YOUR ASSIGNMENT: Exclude the pictures and retype the entries as written.

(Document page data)
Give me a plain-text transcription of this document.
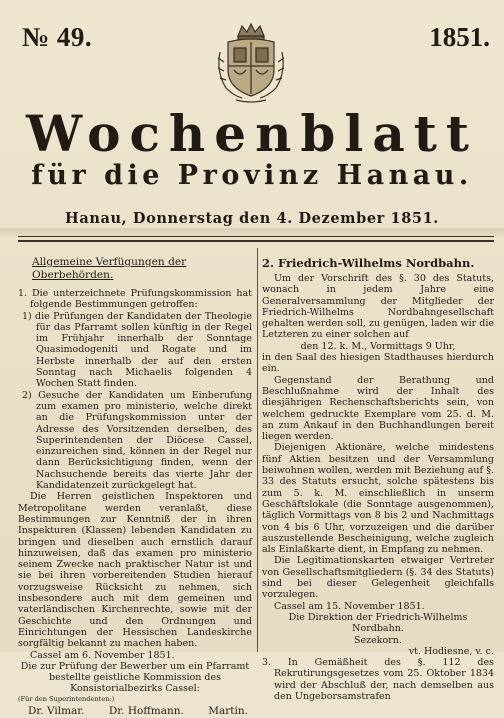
№ 49.	1851.
Wochenblatt
für die Provinz Hanau.
Hanau, Donnerstag den 4. Dezember 1851.

Allgemeine Verfügungen der Oberbehörden.

1. Die unterzeichnete Prüfungskommission hat folgende Bestimmungen getroffen:

1) die Prüfungen der Kandidaten der Theologie für das Pfarramt sollen künftig in der Regel im Frühjahr innerhalb der Sonntage Quasimodogeniti und Rogate und im Herbste innerhalb der auf den ersten Sonntag nach Michaelis folgenden 4 Wochen Statt finden.

2) Gesuche der Kandidaten um Einberufung zum examen pro ministerio, welche direkt an die Prüfungskommission unter der Adresse des Vorsitzenden derselben, des Superintendenten der Diöcese Cassel, einzureichen sind, können in der Regel nur dann Berücksichtigung finden, wenn der Nachsuchende bereits das vierte Jahr der Kandidatenzeit zurückgelegt hat.

Die Herren geistlichen Inspektoren und Metropolitane werden veranlaßt, diese Bestimmungen zur Kenntniß der in ihren Inspekturen (Klassen) lebenden Kandidaten zu bringen und dieselben auch ernstlich darauf hinzuweisen, daß das examen pro ministerio seinem Zwecke nach praktischer Natur ist und sie bei ihren vorbereitenden Studien hierauf vorzugsweise Rücksicht zu nehmen, sich insbesondere auch mit dem gemeinen und vaterländischen Kirchenrechte, sowie mit der Geschichte und den Ordnungen und Einrichtungen der Hessischen Landeskirche sorgfältig bekannt zu machen haben.

Cassel am 6. November 1851.

Die zur Prüfung der Bewerber um ein Pfarramt bestellte geistliche Kommission des Konsistorialbezirks Cassel:

(Für den Superintendenten:)

Dr. Vilmar. Dr. Hoffmann. Martin.
2. Friedrich-Wilhelms Nordbahn.

Um der Vorschrift des §. 30 des Statuts, wonach in jedem Jahre eine Generalversammlung der Mitglieder der Friedrich-Wilhelms Nordbahngesellschaft gehalten werden soll, zu genügen, laden wir die Letzteren zu einer solchen auf

den 12. k. M., Vormittags 9 Uhr,

in den Saal des hiesigen Stadthauses hierdurch ein.

Gegenstand der Berathung und Beschlußnahme wird der Inhalt des diesjährigen Rechenschaftsberichts sein, von welchem gedruckte Exemplare vom 25. d. M. an zum Ankauf in den Buchhandlungen bereit liegen werden.

Diejenigen Aktionäre, welche mindestens fünf Aktien besitzen und der Versammlung beiwohnen wollen, werden mit Beziehung auf §. 33 des Statuts ersucht, solche spätestens bis zum 5. k. M. einschließlich in unserm Geschäftslokale (die Sonntage ausgenommen), täglich Vormittags von 8 bis 2 und Nachmittags von 4 bis 6 Uhr, vorzuzeigen und die darüber auszustellende Bescheinigung, welche zugleich als Einlaßkarte dient, in Empfang zu nehmen.

Die Legitimationskarten etwaiger Vertreter von Gesellschaftsmitgliedern (§. 34 des Statuts) sind bei dieser Gelegenheit gleichfalls vorzulegen.

Cassel am 15. November 1851.

Die Direktion der Friedrich-Wilhelms Nordbahn.

Sezekorn.

vt. Hodiesne, v. c.

3. In Gemäßheit des §. 112 des Rekrutirungsgesetzes vom 25. Oktober 1834 wird der Abschluß der, nach demselben aus den Ungeborsamstrafen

FINISHED TASK:
Give me a plain-text transcription of this document.
№ 49.	1851.
Wochenblatt
für die Provinz Hanau.
Hanau, Donnerstag den 4. Dezember 1851.

Allgemeine Verfügungen der Oberbehörden.

1. Die unterzeichnete Prüfungskommission hat folgende Bestimmungen getroffen:

1) die Prüfungen der Kandidaten der Theologie für das Pfarramt sollen künftig in der Regel im Frühjahr innerhalb der Sonntage Quasimodogeniti und Rogate und im Herbste innerhalb der auf den ersten Sonntag nach Michaelis folgenden 4 Wochen Statt finden.

2) Gesuche der Kandidaten um Einberufung zum examen pro ministerio, welche direkt an die Prüfungskommission unter der Adresse des Vorsitzenden derselben, des Superintendenten der Diöcese Cassel, einzureichen sind, können in der Regel nur dann Berücksichtigung finden, wenn der Nachsuchende bereits das vierte Jahr der Kandidatenzeit zurückgelegt hat.

Die Herren geistlichen Inspektoren und Metropolitane werden veranlaßt, diese Bestimmungen zur Kenntniß der in ihren Inspekturen (Klassen) lebenden Kandidaten zu bringen und dieselben auch ernstlich darauf hinzuweisen, daß das examen pro ministerio seinem Zwecke nach praktischer Natur ist und sie bei ihren vorbereitenden Studien hierauf vorzugsweise Rücksicht zu nehmen, sich insbesondere auch mit dem gemeinen und vaterländischen Kirchenrechte, sowie mit der Geschichte und den Ordnungen und Einrichtungen der Hessischen Landeskirche sorgfältig bekannt zu machen haben.

Cassel am 6. November 1851.

Die zur Prüfung der Bewerber um ein Pfarramt bestellte geistliche Kommission des Konsistorialbezirks Cassel:

(Für den Superintendenten:)

Dr. Vilmar. Dr. Hoffmann. Martin.
2. Friedrich-Wilhelms Nordbahn.

Um der Vorschrift des §. 30 des Statuts, wonach in jedem Jahre eine Generalversammlung der Mitglieder der Friedrich-Wilhelms Nordbahngesellschaft gehalten werden soll, zu genügen, laden wir die Letzteren zu einer solchen auf

den 12. k. M., Vormittags 9 Uhr,

in den Saal des hiesigen Stadthauses hierdurch ein.

Gegenstand der Berathung und Beschlußnahme wird der Inhalt des diesjährigen Rechenschaftsberichts sein, von welchem gedruckte Exemplare vom 25. d. M. an zum Ankauf in den Buchhandlungen bereit liegen werden.

Diejenigen Aktionäre, welche mindestens fünf Aktien besitzen und der Versammlung beiwohnen wollen, werden mit Beziehung auf §. 33 des Statuts ersucht, solche spätestens bis zum 5. k. M. einschließlich in unserm Geschäftslokale (die Sonntage ausgenommen), täglich Vormittags von 8 bis 2 und Nachmittags von 4 bis 6 Uhr, vorzuzeigen und die darüber auszustellende Bescheinigung, welche zugleich als Einlaßkarte dient, in Empfang zu nehmen.

Die Legitimationskarten etwaiger Vertreter von Gesellschaftsmitgliedern (§. 34 des Statuts) sind bei dieser Gelegenheit gleichfalls vorzulegen.

Cassel am 15. November 1851.

Die Direktion der Friedrich-Wilhelms Nordbahn.

Sezekorn.

vt. Hodiesne, v. c.

3. In Gemäßheit des §. 112 des Rekrutirungsgesetzes vom 25. Oktober 1834 wird der Abschluß der, nach demselben aus den Ungeborsamstrafen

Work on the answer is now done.